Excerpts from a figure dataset
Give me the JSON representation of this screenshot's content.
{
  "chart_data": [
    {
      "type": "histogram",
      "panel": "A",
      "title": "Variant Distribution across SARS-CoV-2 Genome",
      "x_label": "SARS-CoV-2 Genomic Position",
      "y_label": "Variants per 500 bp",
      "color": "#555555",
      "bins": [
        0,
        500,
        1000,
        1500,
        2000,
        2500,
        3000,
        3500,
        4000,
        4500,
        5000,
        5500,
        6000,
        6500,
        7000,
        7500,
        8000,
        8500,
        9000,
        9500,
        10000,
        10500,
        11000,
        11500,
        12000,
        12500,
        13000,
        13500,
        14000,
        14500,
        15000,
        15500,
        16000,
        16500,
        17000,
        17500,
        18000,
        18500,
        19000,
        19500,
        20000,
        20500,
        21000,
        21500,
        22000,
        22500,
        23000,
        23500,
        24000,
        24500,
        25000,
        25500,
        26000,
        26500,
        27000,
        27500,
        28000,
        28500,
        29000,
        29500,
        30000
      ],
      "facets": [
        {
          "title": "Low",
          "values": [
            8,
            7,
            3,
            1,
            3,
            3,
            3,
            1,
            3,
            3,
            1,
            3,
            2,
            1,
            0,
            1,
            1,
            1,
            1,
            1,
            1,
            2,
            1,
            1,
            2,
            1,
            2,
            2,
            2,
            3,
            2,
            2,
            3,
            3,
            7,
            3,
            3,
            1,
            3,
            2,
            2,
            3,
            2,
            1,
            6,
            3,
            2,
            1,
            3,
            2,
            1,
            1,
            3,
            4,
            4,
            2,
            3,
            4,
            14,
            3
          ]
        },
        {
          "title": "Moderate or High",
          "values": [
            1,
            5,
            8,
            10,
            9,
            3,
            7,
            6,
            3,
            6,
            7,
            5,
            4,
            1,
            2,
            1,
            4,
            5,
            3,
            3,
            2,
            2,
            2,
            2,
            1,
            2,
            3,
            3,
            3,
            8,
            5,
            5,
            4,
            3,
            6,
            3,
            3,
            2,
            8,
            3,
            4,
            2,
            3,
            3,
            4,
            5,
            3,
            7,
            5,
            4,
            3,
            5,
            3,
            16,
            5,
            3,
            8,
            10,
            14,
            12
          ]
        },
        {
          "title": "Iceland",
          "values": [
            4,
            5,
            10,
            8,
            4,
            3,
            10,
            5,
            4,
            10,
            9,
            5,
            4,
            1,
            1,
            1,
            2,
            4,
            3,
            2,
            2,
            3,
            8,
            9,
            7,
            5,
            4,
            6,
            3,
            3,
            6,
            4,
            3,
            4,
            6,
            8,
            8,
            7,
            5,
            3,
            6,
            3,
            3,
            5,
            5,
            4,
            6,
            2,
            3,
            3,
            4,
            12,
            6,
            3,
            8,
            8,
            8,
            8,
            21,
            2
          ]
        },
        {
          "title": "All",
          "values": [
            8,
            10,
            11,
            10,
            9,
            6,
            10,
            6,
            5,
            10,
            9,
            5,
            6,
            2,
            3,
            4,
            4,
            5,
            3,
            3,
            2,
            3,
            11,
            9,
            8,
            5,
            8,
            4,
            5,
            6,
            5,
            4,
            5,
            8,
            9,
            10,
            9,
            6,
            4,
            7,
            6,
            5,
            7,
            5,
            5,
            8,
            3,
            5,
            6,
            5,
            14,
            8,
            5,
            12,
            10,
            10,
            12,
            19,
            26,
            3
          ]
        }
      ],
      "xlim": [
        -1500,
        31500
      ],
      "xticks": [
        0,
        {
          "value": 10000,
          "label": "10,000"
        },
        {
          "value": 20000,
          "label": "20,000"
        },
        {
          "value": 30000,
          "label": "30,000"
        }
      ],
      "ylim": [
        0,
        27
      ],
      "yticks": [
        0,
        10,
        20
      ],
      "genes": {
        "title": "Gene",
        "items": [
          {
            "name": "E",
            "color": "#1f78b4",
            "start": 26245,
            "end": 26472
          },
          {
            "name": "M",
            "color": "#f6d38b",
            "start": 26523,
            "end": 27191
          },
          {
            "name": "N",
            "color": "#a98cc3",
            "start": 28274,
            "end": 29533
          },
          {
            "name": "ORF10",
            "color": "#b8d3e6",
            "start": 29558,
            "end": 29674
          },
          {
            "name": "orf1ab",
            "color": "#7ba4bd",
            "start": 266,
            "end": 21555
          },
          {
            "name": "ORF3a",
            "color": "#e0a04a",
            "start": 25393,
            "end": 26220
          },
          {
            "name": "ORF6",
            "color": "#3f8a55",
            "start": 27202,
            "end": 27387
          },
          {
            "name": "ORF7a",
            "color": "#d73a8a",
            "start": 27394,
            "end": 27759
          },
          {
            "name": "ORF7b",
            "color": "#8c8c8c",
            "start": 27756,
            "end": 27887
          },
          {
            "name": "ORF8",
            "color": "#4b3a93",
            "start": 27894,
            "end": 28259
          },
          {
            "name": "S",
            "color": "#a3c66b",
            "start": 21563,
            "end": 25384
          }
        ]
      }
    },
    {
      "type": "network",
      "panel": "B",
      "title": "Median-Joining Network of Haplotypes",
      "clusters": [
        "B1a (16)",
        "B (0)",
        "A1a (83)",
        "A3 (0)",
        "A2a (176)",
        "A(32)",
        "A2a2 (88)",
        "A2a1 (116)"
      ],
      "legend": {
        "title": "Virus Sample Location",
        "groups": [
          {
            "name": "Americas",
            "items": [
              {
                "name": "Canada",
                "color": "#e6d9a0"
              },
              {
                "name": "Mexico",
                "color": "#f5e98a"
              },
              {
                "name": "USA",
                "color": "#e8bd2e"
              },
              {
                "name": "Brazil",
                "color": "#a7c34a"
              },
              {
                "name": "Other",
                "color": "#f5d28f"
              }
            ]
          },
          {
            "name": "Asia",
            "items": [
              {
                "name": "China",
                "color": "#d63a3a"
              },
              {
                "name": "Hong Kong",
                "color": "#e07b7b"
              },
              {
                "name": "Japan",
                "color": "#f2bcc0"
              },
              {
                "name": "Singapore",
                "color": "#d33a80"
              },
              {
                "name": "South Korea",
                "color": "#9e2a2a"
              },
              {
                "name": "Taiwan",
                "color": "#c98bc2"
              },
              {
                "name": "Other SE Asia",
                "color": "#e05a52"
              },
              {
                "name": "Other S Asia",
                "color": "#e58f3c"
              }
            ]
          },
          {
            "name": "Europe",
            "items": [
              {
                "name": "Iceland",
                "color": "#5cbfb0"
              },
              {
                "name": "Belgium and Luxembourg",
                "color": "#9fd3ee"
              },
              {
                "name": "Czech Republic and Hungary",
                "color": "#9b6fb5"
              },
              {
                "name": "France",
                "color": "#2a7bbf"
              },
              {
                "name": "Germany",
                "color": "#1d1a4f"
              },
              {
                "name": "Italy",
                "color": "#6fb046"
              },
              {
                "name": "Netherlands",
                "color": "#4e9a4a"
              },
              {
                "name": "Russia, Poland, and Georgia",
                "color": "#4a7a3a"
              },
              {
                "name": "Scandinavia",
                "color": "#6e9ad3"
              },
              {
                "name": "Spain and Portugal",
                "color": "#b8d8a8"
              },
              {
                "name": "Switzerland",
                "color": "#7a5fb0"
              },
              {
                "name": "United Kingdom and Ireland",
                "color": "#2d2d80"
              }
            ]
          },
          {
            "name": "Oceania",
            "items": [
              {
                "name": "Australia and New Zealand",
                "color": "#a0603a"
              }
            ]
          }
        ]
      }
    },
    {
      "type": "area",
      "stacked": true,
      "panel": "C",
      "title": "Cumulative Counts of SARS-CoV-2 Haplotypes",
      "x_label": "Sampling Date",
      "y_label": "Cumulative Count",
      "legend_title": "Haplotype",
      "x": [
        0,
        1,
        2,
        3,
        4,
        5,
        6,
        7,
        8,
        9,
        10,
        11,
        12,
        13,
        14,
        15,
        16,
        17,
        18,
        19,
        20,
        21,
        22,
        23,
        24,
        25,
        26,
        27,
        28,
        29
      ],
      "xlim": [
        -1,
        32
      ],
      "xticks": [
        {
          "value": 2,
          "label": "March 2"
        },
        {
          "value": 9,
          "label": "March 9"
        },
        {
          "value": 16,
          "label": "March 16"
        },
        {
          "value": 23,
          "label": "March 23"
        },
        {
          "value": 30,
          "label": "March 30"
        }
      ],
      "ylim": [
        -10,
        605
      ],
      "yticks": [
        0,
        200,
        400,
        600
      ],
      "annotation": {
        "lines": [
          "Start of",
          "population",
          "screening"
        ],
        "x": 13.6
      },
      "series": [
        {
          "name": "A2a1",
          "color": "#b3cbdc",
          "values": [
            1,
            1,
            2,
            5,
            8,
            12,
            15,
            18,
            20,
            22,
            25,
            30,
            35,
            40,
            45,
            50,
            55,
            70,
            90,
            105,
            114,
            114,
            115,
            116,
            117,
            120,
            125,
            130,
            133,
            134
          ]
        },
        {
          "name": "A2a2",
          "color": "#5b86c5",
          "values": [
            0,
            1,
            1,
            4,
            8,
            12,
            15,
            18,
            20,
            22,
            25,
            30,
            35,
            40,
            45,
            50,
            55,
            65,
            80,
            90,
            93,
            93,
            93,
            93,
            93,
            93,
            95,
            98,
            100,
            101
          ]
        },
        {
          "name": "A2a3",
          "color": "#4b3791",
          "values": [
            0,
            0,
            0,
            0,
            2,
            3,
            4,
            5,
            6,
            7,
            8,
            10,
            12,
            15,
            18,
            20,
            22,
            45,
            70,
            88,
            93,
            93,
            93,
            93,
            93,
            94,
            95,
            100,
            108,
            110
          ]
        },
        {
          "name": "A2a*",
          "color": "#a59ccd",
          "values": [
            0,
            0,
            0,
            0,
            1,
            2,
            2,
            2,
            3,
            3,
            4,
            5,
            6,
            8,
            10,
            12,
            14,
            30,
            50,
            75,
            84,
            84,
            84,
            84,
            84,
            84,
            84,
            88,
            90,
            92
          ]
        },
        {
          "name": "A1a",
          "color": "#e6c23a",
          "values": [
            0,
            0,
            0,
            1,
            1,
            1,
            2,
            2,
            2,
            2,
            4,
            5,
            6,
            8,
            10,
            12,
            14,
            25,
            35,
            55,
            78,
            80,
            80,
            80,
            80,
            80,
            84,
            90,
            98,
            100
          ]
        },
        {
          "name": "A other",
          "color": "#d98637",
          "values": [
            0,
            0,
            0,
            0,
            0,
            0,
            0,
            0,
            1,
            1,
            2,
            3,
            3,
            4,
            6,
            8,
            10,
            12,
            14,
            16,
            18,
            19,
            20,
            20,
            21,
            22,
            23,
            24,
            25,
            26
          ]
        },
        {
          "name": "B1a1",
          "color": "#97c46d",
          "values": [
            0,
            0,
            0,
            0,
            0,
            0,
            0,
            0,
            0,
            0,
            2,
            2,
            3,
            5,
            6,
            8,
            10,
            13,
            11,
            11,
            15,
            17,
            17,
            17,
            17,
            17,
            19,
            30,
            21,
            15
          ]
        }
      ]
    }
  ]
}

* [Task instructions] Using the records above, report each line that contains the word "Haplotypes" by copying it.

* [Response box]
      "title": "Median-Joining Network of Haplotypes",
      "title": "Cumulative Counts of SARS-CoV-2 Haplotypes",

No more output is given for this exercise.